## [Extracts from a graphics dataset]
--------------------
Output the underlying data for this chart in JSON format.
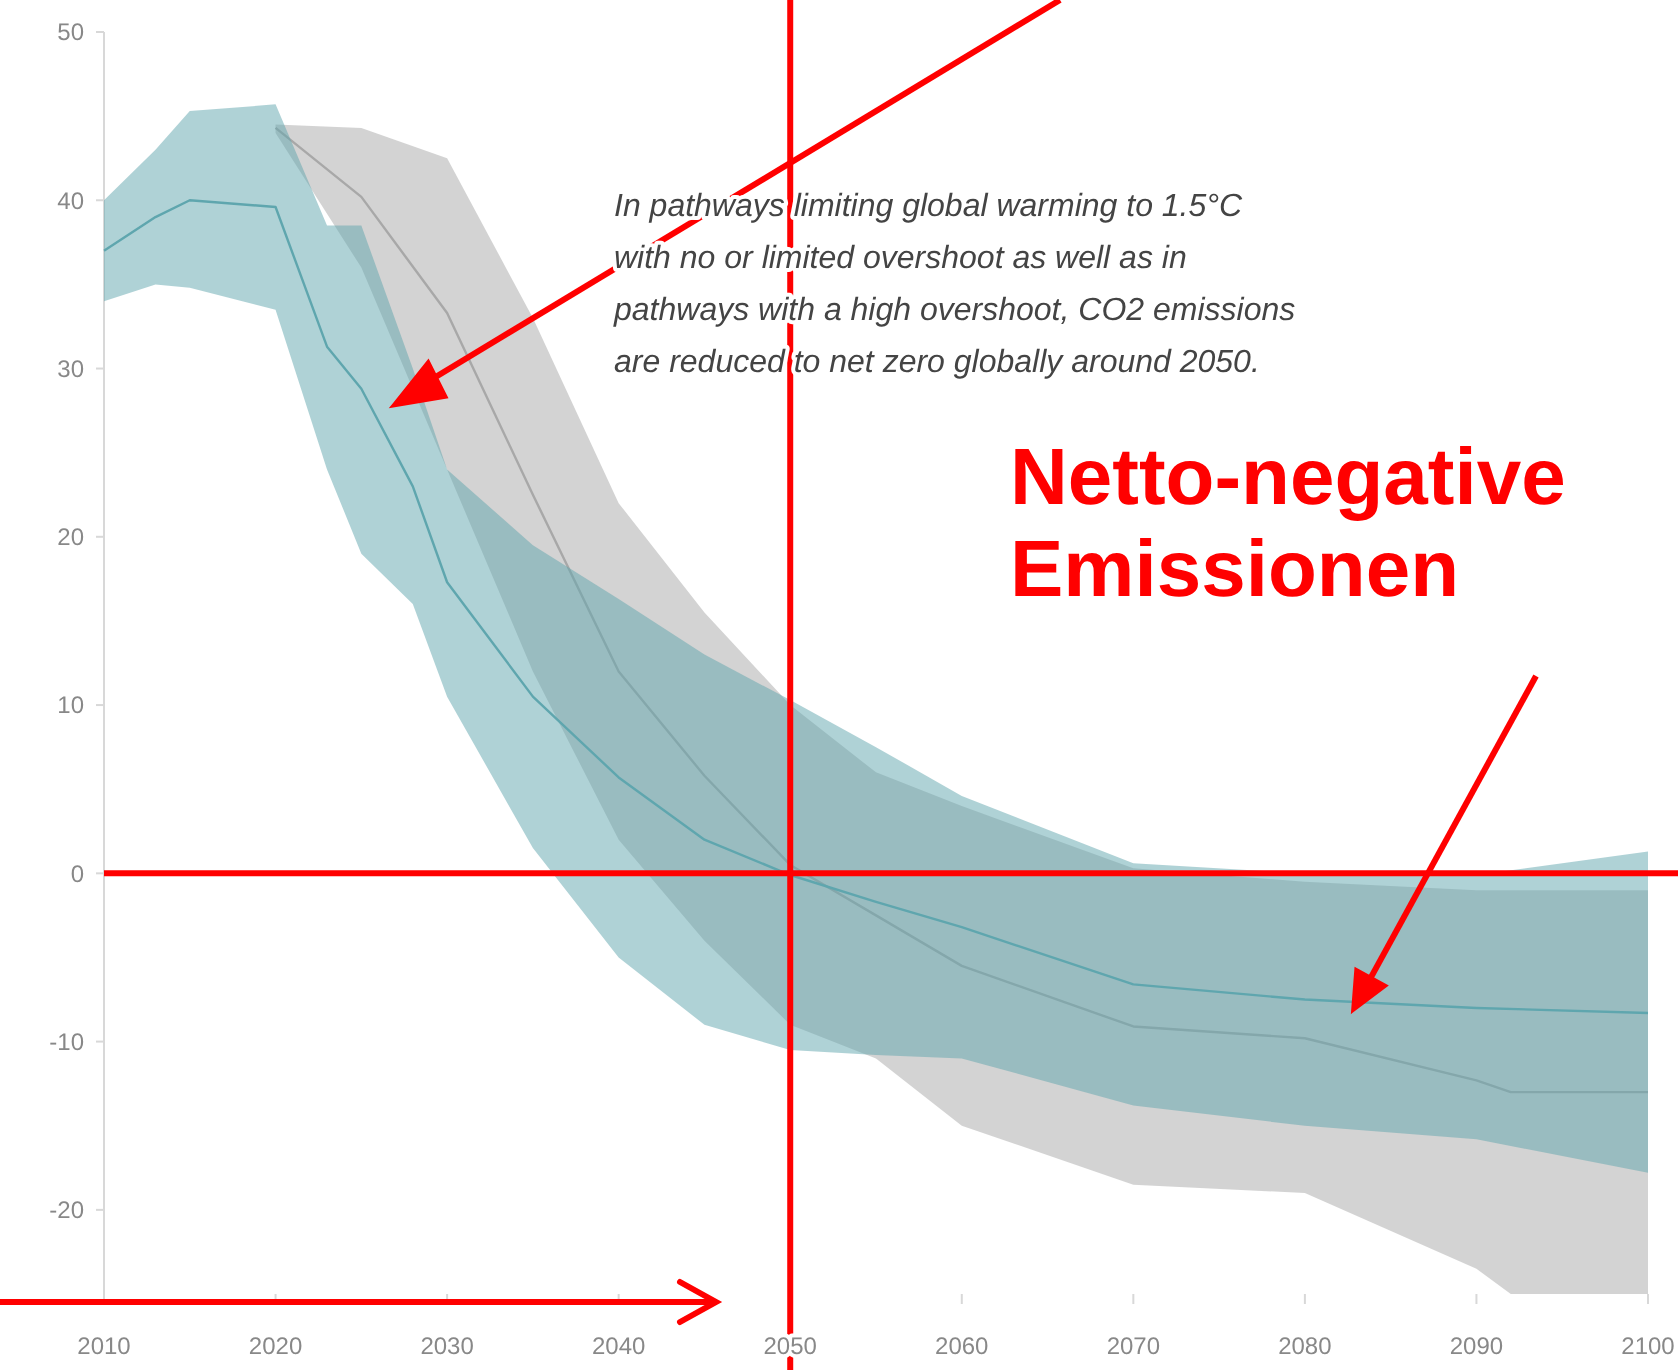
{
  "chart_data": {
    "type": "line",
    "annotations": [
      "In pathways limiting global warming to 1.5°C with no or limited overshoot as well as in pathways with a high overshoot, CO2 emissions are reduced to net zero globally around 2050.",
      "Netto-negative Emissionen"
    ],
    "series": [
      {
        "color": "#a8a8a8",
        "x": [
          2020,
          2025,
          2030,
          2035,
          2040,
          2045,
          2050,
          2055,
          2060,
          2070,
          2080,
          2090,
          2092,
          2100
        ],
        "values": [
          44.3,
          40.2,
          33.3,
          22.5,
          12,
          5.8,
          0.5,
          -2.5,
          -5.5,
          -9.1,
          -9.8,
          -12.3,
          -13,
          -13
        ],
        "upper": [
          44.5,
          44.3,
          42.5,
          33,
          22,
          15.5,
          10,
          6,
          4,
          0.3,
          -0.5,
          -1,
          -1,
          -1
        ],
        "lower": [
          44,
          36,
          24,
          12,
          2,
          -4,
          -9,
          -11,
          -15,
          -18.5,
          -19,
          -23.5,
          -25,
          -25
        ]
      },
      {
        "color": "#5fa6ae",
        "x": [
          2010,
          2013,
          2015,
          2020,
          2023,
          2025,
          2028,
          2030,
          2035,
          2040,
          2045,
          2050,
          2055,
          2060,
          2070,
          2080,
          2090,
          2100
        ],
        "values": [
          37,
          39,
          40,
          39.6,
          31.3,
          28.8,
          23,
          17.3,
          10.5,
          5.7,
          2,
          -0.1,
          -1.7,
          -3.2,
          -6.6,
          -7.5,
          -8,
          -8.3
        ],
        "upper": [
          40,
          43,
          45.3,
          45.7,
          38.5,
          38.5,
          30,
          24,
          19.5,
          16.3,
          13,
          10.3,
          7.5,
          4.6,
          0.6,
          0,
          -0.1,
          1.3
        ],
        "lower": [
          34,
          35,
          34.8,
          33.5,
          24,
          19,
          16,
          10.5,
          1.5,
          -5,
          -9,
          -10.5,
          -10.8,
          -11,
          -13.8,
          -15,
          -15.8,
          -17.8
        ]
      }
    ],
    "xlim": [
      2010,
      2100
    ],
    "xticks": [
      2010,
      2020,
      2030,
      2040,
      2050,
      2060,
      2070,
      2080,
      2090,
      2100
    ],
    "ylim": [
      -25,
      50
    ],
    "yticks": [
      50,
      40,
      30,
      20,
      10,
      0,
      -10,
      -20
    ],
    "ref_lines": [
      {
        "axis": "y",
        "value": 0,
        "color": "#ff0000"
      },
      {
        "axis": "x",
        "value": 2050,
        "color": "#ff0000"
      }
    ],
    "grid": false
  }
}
--------------------
## [Task directions]
Quote the entries in full. Any image among them is to be omitted from the copy.

## [Answer to the exercise]
Output the underlying data for this chart in JSON format.
{
  "chart_data": {
    "type": "line",
    "annotations": [
      "In pathways limiting global warming to 1.5°C with no or limited overshoot as well as in pathways with a high overshoot, CO2 emissions are reduced to net zero globally around 2050.",
      "Netto-negative Emissionen"
    ],
    "series": [
      {
        "color": "#a8a8a8",
        "x": [
          2020,
          2025,
          2030,
          2035,
          2040,
          2045,
          2050,
          2055,
          2060,
          2070,
          2080,
          2090,
          2092,
          2100
        ],
        "values": [
          44.3,
          40.2,
          33.3,
          22.5,
          12,
          5.8,
          0.5,
          -2.5,
          -5.5,
          -9.1,
          -9.8,
          -12.3,
          -13,
          -13
        ],
        "upper": [
          44.5,
          44.3,
          42.5,
          33,
          22,
          15.5,
          10,
          6,
          4,
          0.3,
          -0.5,
          -1,
          -1,
          -1
        ],
        "lower": [
          44,
          36,
          24,
          12,
          2,
          -4,
          -9,
          -11,
          -15,
          -18.5,
          -19,
          -23.5,
          -25,
          -25
        ]
      },
      {
        "color": "#5fa6ae",
        "x": [
          2010,
          2013,
          2015,
          2020,
          2023,
          2025,
          2028,
          2030,
          2035,
          2040,
          2045,
          2050,
          2055,
          2060,
          2070,
          2080,
          2090,
          2100
        ],
        "values": [
          37,
          39,
          40,
          39.6,
          31.3,
          28.8,
          23,
          17.3,
          10.5,
          5.7,
          2,
          -0.1,
          -1.7,
          -3.2,
          -6.6,
          -7.5,
          -8,
          -8.3
        ],
        "upper": [
          40,
          43,
          45.3,
          45.7,
          38.5,
          38.5,
          30,
          24,
          19.5,
          16.3,
          13,
          10.3,
          7.5,
          4.6,
          0.6,
          0,
          -0.1,
          1.3
        ],
        "lower": [
          34,
          35,
          34.8,
          33.5,
          24,
          19,
          16,
          10.5,
          1.5,
          -5,
          -9,
          -10.5,
          -10.8,
          -11,
          -13.8,
          -15,
          -15.8,
          -17.8
        ]
      }
    ],
    "xlim": [
      2010,
      2100
    ],
    "xticks": [
      2010,
      2020,
      2030,
      2040,
      2050,
      2060,
      2070,
      2080,
      2090,
      2100
    ],
    "ylim": [
      -25,
      50
    ],
    "yticks": [
      50,
      40,
      30,
      20,
      10,
      0,
      -10,
      -20
    ],
    "ref_lines": [
      {
        "axis": "y",
        "value": 0,
        "color": "#ff0000"
      },
      {
        "axis": "x",
        "value": 2050,
        "color": "#ff0000"
      }
    ],
    "grid": false
  }
}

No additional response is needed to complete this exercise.